EXERCISE GOAL: Leave the pictures out and print every record below exactly as it stands.

┌─ AVAILABLE DATA

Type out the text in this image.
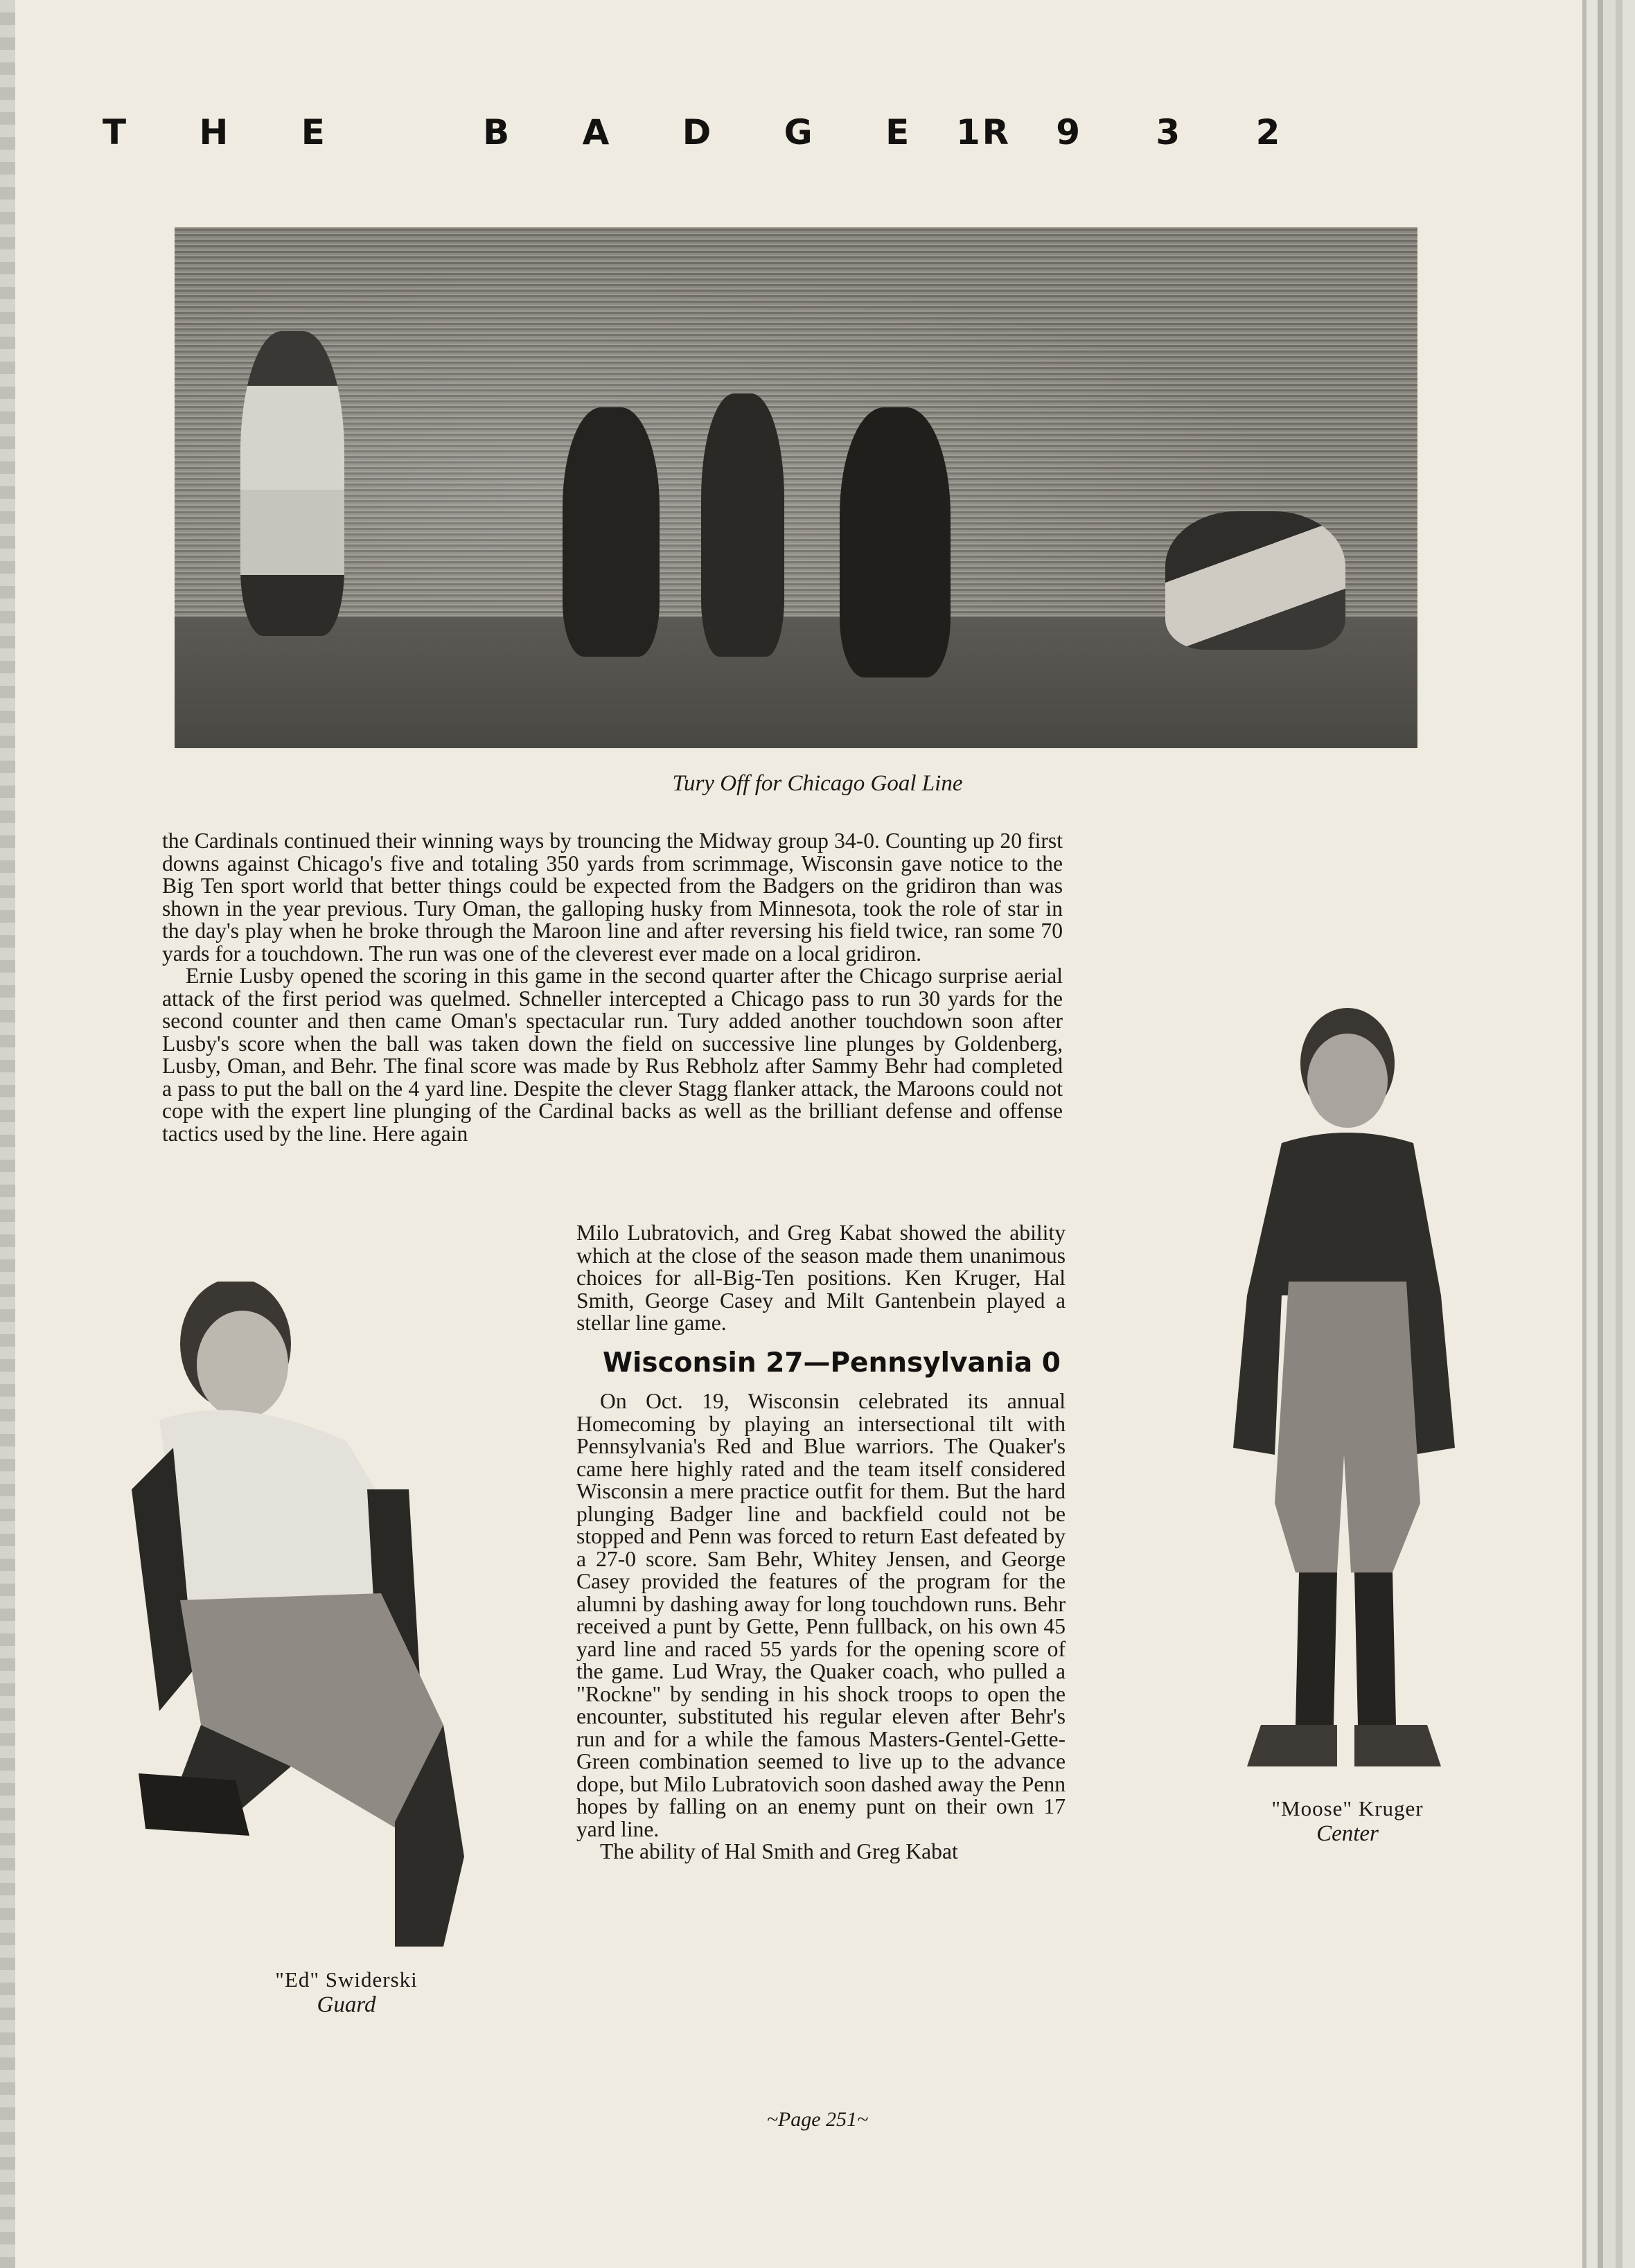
T H E   B A D G E R
1 9 3 2
Tury Off for Chicago Goal Line

the Cardinals continued their winning ways by trouncing the Midway group 34-0. Counting up 20 first downs against Chicago's five and totaling 350 yards from scrimmage, Wisconsin gave notice to the Big Ten sport world that better things could be expected from the Badgers on the gridiron than was shown in the year previous. Tury Oman, the galloping husky from Minnesota, took the role of star in the day's play when he broke through the Maroon line and after reversing his field twice, ran some 70 yards for a touchdown. The run was one of the cleverest ever made on a local gridiron.

Ernie Lusby opened the scoring in this game in the second quarter after the Chicago surprise aerial attack of the first period was quelmed. Schneller intercepted a Chicago pass to run 30 yards for the second counter and then came Oman's spectacular run. Tury added another touchdown soon after Lusby's score when the ball was taken down the field on successive line plunges by Goldenberg, Lusby, Oman, and Behr. The final score was made by Rus Rebholz after Sammy Behr had completed a pass to put the ball on the 4 yard line. Despite the clever Stagg flanker attack, the Maroons could not cope with the expert line plunging of the Cardinal backs as well as the brilliant defense and offense tactics used by the line. Here again

Milo Lubratovich, and Greg Kabat showed the ability which at the close of the season made them unanimous choices for all-Big-Ten positions. Ken Kruger, Hal Smith, George Casey and Milt Gantenbein played a stellar line game.
Wisconsin 27—Pennsylvania 0

On Oct. 19, Wisconsin celebrated its annual Homecoming by playing an intersectional tilt with Pennsylvania's Red and Blue warriors. The Quaker's came here highly rated and the team itself considered Wisconsin a mere practice outfit for them. But the hard plunging Badger line and backfield could not be stopped and Penn was forced to return East defeated by a 27-0 score. Sam Behr, Whitey Jensen, and George Casey provided the features of the program for the alumni by dashing away for long touchdown runs. Behr received a punt by Gette, Penn fullback, on his own 45 yard line and raced 55 yards for the opening score of the game. Lud Wray, the Quaker coach, who pulled a "Rockne" by sending in his shock troops to open the encounter, substituted his regular eleven after Behr's run and for a while the famous Masters-Gentel-Gette-Green combination seemed to live up to the advance dope, but Milo Lubratovich soon dashed away the Penn hopes by falling on an enemy punt on their own 17 yard line.

The ability of Hal Smith and Greg Kabat

"Ed" Swiderski
Guard
"Moose" Kruger
Center
~Page 251~
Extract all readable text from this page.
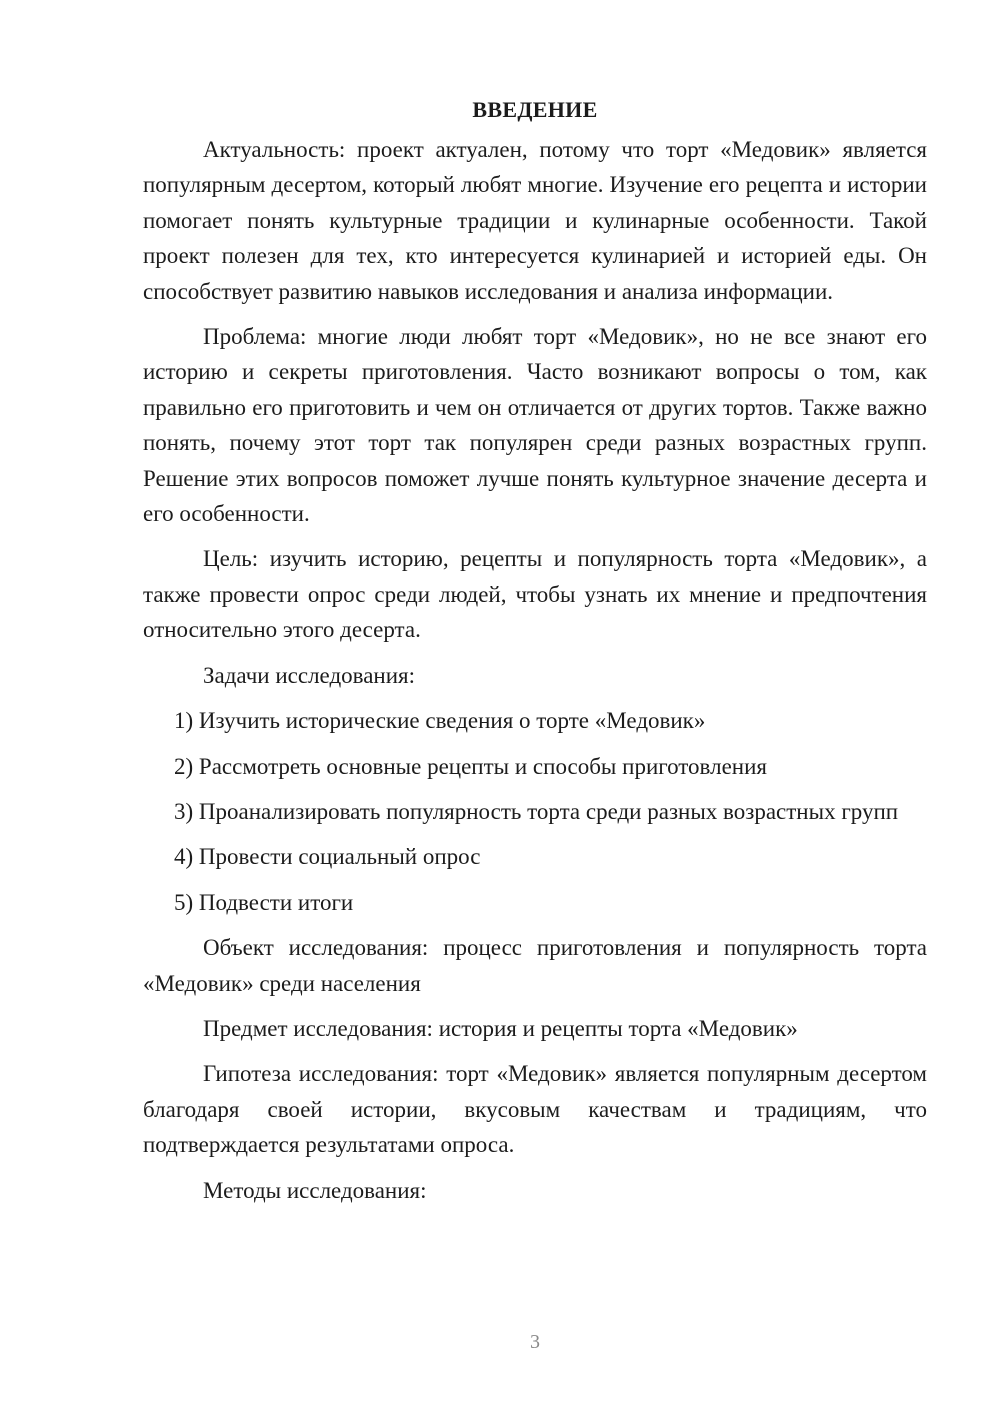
ВВЕДЕНИЕ

Актуальность: проект актуален, потому что торт «Медовик» является популярным десертом, который любят многие. Изучение его рецепта и истории помогает понять культурные традиции и кулинарные особенности. Такой проект полезен для тех, кто интересуется кулинарией и историей еды. Он способствует развитию навыков исследования и анализа информации.

Проблема: многие люди любят торт «Медовик», но не все знают его историю и секреты приготовления. Часто возникают вопросы о том, как правильно его приготовить и чем он отличается от других тортов. Также важно понять, почему этот торт так популярен среди разных возрастных групп. Решение этих вопросов поможет лучше понять культурное значение десерта и его особенности.

Цель: изучить историю, рецепты и популярность торта «Медовик», а также провести опрос среди людей, чтобы узнать их мнение и предпочтения относительно этого десерта.

Задачи исследования:

1) Изучить исторические сведения о торте «Медовик»

2) Рассмотреть основные рецепты и способы приготовления

3) Проанализировать популярность торта среди разных возрастных групп

4) Провести социальный опрос

5) Подвести итоги

Объект исследования: процесс приготовления и популярность торта «Медовик» среди населения

Предмет исследования: история и рецепты торта «Медовик»

Гипотеза исследования: торт «Медовик» является популярным десертом благодаря своей истории, вкусовым качествам и традициям, что подтверждается результатами опроса.

Методы исследования:

3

└─

TASK RESULT:
Type out the text in this image.
T H E   B A D G E R
1 9 3 2
Tury Off for Chicago Goal Line

the Cardinals continued their winning ways by trouncing the Midway group 34-0. Counting up 20 first downs against Chicago's five and totaling 350 yards from scrimmage, Wisconsin gave notice to the Big Ten sport world that better things could be expected from the Badgers on the gridiron than was shown in the year previous. Tury Oman, the galloping husky from Minnesota, took the role of star in the day's play when he broke through the Maroon line and after reversing his field twice, ran some 70 yards for a touchdown. The run was one of the cleverest ever made on a local gridiron.

Ernie Lusby opened the scoring in this game in the second quarter after the Chicago surprise aerial attack of the first period was quelmed. Schneller intercepted a Chicago pass to run 30 yards for the second counter and then came Oman's spectacular run. Tury added another touchdown soon after Lusby's score when the ball was taken down the field on successive line plunges by Goldenberg, Lusby, Oman, and Behr. The final score was made by Rus Rebholz after Sammy Behr had completed a pass to put the ball on the 4 yard line. Despite the clever Stagg flanker attack, the Maroons could not cope with the expert line plunging of the Cardinal backs as well as the brilliant defense and offense tactics used by the line. Here again

Milo Lubratovich, and Greg Kabat showed the ability which at the close of the season made them unanimous choices for all-Big-Ten positions. Ken Kruger, Hal Smith, George Casey and Milt Gantenbein played a stellar line game.
Wisconsin 27—Pennsylvania 0

On Oct. 19, Wisconsin celebrated its annual Homecoming by playing an intersectional tilt with Pennsylvania's Red and Blue warriors. The Quaker's came here highly rated and the team itself considered Wisconsin a mere practice outfit for them. But the hard plunging Badger line and backfield could not be stopped and Penn was forced to return East defeated by a 27-0 score. Sam Behr, Whitey Jensen, and George Casey provided the features of the program for the alumni by dashing away for long touchdown runs. Behr received a punt by Gette, Penn fullback, on his own 45 yard line and raced 55 yards for the opening score of the game. Lud Wray, the Quaker coach, who pulled a "Rockne" by sending in his shock troops to open the encounter, substituted his regular eleven after Behr's run and for a while the famous Masters-Gentel-Gette-Green combination seemed to live up to the advance dope, but Milo Lubratovich soon dashed away the Penn hopes by falling on an enemy punt on their own 17 yard line.

The ability of Hal Smith and Greg Kabat

"Ed" Swiderski
Guard
"Moose" Kruger
Center
~Page 251~
Extract all readable text from this page.
ВВЕДЕНИЕ

Актуальность: проект актуален, потому что торт «Медовик» является популярным десертом, который любят многие. Изучение его рецепта и истории помогает понять культурные традиции и кулинарные особенности. Такой проект полезен для тех, кто интересуется кулинарией и историей еды. Он способствует развитию навыков исследования и анализа информации.

Проблема: многие люди любят торт «Медовик», но не все знают его историю и секреты приготовления. Часто возникают вопросы о том, как правильно его приготовить и чем он отличается от других тортов. Также важно понять, почему этот торт так популярен среди разных возрастных групп. Решение этих вопросов поможет лучше понять культурное значение десерта и его особенности.

Цель: изучить историю, рецепты и популярность торта «Медовик», а также провести опрос среди людей, чтобы узнать их мнение и предпочтения относительно этого десерта.

Задачи исследования:

1) Изучить исторические сведения о торте «Медовик»

2) Рассмотреть основные рецепты и способы приготовления

3) Проанализировать популярность торта среди разных возрастных групп

4) Провести социальный опрос

5) Подвести итоги

Объект исследования: процесс приготовления и популярность торта «Медовик» среди населения

Предмет исследования: история и рецепты торта «Медовик»

Гипотеза исследования: торт «Медовик» является популярным десертом благодаря своей истории, вкусовым качествам и традициям, что подтверждается результатами опроса.

Методы исследования:

3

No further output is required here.